### TASK INSTRUCTIONS
Look through the material below. Copy each line that contains the string "between".

──────── SUPPLIED INFORMATION

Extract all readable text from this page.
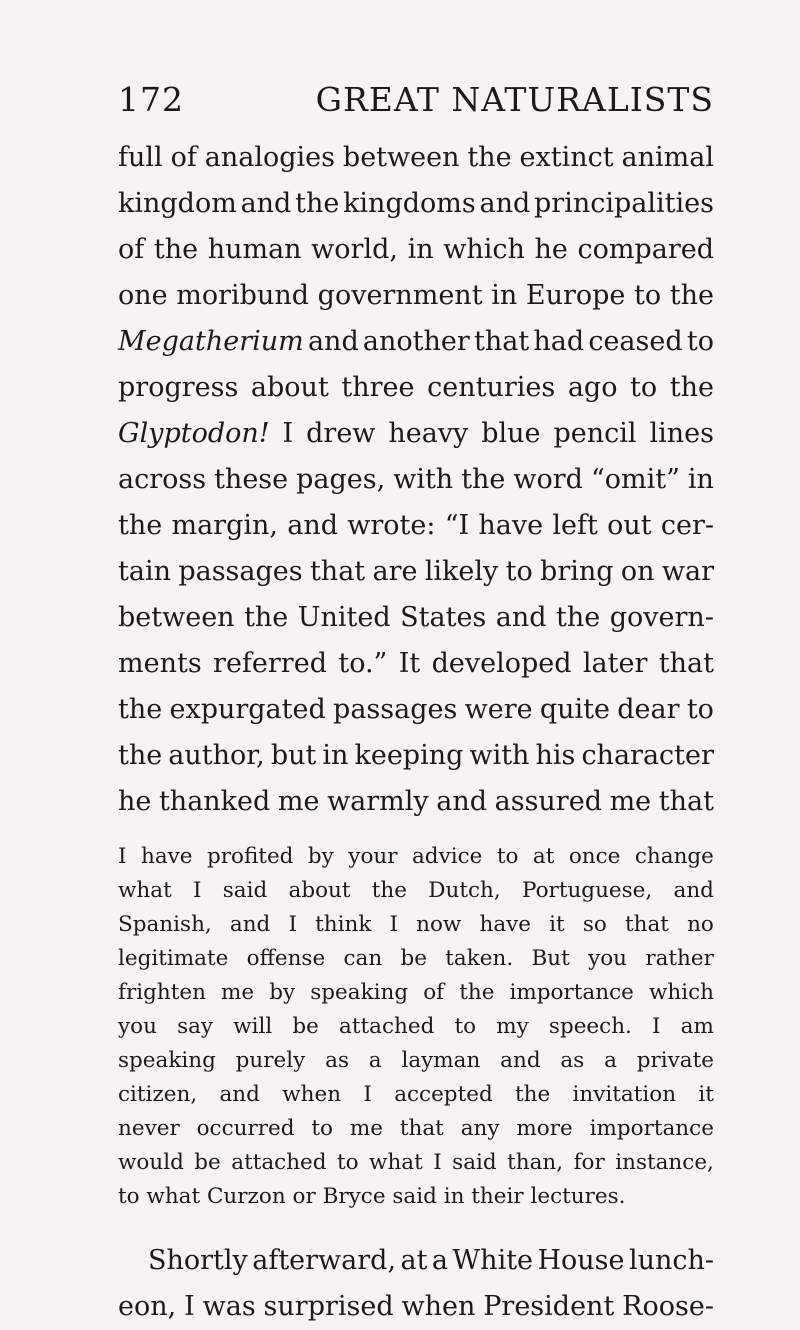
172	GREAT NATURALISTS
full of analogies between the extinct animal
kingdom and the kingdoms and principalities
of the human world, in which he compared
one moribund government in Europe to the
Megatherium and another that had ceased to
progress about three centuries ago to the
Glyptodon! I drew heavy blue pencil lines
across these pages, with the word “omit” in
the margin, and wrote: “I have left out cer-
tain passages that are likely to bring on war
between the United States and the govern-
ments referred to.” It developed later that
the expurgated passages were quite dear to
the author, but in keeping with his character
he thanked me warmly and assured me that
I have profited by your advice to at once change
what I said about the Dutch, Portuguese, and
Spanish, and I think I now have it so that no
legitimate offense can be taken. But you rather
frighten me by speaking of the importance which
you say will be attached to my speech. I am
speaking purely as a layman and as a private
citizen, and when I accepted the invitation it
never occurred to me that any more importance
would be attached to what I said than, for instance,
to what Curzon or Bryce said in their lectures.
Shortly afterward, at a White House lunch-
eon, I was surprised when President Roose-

────────────────
──────── SUPPLIED INFORMATION

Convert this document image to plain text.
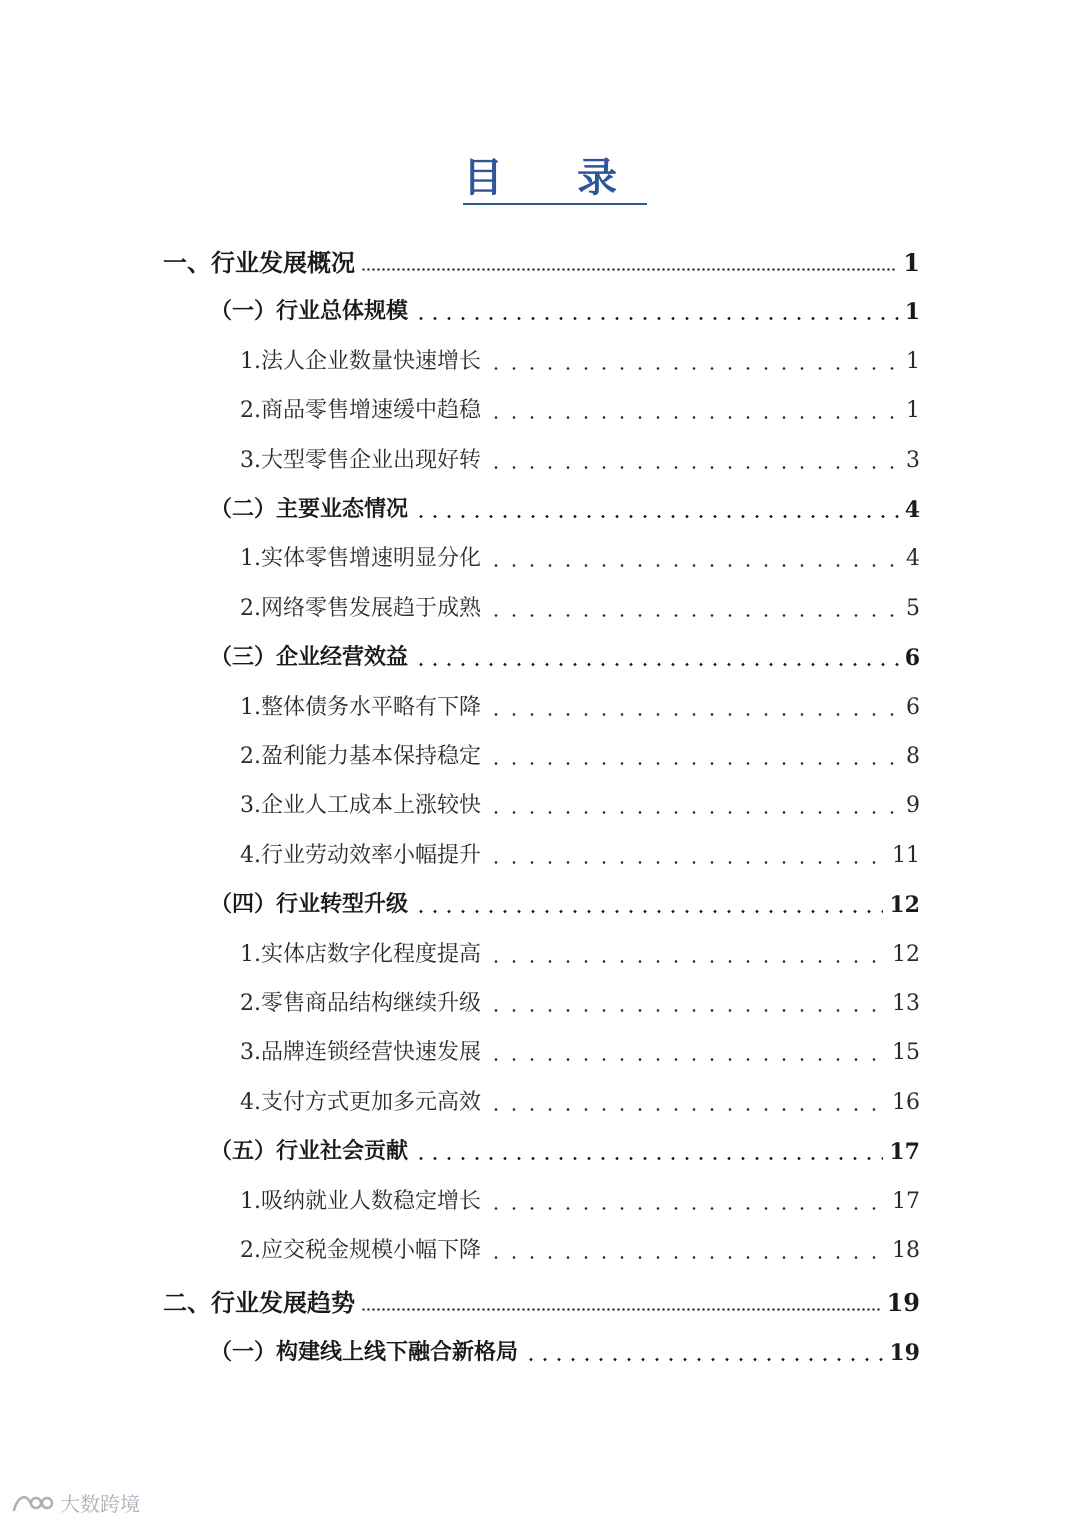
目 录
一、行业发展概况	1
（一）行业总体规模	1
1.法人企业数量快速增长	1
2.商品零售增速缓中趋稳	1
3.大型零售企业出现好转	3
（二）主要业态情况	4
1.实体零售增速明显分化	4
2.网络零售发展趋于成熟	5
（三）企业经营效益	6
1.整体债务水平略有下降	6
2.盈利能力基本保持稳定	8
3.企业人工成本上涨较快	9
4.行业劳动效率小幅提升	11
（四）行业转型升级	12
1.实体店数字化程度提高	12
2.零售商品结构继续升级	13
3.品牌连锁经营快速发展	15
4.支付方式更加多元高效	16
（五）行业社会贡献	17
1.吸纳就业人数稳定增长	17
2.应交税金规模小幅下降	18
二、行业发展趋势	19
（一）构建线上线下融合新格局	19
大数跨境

────────────────

### CORRECT OUTPUT
full of analogies between the extinct animal
between the United States and the govern-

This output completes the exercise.